Material for the task:
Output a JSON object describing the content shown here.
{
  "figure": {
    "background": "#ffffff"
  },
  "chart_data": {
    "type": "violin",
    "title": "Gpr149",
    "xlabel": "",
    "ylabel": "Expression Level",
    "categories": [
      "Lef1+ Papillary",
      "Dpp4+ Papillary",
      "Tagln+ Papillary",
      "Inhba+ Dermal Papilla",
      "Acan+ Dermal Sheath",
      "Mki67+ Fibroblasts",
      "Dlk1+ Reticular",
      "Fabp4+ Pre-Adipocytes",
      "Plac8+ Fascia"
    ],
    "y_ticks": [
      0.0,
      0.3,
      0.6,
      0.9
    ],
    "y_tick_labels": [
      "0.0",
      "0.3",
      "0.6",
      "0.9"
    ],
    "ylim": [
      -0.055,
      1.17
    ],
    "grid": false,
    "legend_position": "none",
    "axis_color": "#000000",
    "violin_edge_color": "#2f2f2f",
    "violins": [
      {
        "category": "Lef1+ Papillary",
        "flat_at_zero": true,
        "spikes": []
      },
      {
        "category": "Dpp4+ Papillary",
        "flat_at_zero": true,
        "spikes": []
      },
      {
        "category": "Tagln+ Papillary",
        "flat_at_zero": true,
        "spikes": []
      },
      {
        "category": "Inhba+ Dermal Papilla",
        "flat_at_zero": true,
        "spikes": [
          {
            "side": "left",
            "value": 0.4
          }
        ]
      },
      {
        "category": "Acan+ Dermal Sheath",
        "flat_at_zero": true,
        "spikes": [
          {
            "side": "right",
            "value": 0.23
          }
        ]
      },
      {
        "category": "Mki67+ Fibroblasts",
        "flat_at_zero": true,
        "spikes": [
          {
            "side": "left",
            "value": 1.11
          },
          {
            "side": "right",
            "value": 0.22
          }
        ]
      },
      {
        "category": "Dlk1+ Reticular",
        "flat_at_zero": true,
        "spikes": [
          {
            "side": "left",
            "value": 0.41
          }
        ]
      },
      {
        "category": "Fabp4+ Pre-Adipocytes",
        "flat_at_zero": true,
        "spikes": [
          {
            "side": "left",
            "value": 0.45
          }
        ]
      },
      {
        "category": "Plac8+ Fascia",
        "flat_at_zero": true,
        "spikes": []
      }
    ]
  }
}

Task goal: Go through the entries and repeat each one exactly.

Answer:
Output a JSON object describing the content shown here.
{
  "figure": {
    "background": "#ffffff"
  },
  "chart_data": {
    "type": "violin",
    "title": "Gpr149",
    "xlabel": "",
    "ylabel": "Expression Level",
    "categories": [
      "Lef1+ Papillary",
      "Dpp4+ Papillary",
      "Tagln+ Papillary",
      "Inhba+ Dermal Papilla",
      "Acan+ Dermal Sheath",
      "Mki67+ Fibroblasts",
      "Dlk1+ Reticular",
      "Fabp4+ Pre-Adipocytes",
      "Plac8+ Fascia"
    ],
    "y_ticks": [
      0.0,
      0.3,
      0.6,
      0.9
    ],
    "y_tick_labels": [
      "0.0",
      "0.3",
      "0.6",
      "0.9"
    ],
    "ylim": [
      -0.055,
      1.17
    ],
    "grid": false,
    "legend_position": "none",
    "axis_color": "#000000",
    "violin_edge_color": "#2f2f2f",
    "violins": [
      {
        "category": "Lef1+ Papillary",
        "flat_at_zero": true,
        "spikes": []
      },
      {
        "category": "Dpp4+ Papillary",
        "flat_at_zero": true,
        "spikes": []
      },
      {
        "category": "Tagln+ Papillary",
        "flat_at_zero": true,
        "spikes": []
      },
      {
        "category": "Inhba+ Dermal Papilla",
        "flat_at_zero": true,
        "spikes": [
          {
            "side": "left",
            "value": 0.4
          }
        ]
      },
      {
        "category": "Acan+ Dermal Sheath",
        "flat_at_zero": true,
        "spikes": [
          {
            "side": "right",
            "value": 0.23
          }
        ]
      },
      {
        "category": "Mki67+ Fibroblasts",
        "flat_at_zero": true,
        "spikes": [
          {
            "side": "left",
            "value": 1.11
          },
          {
            "side": "right",
            "value": 0.22
          }
        ]
      },
      {
        "category": "Dlk1+ Reticular",
        "flat_at_zero": true,
        "spikes": [
          {
            "side": "left",
            "value": 0.41
          }
        ]
      },
      {
        "category": "Fabp4+ Pre-Adipocytes",
        "flat_at_zero": true,
        "spikes": [
          {
            "side": "left",
            "value": 0.45
          }
        ]
      },
      {
        "category": "Plac8+ Fascia",
        "flat_at_zero": true,
        "spikes": []
      }
    ]
  }
}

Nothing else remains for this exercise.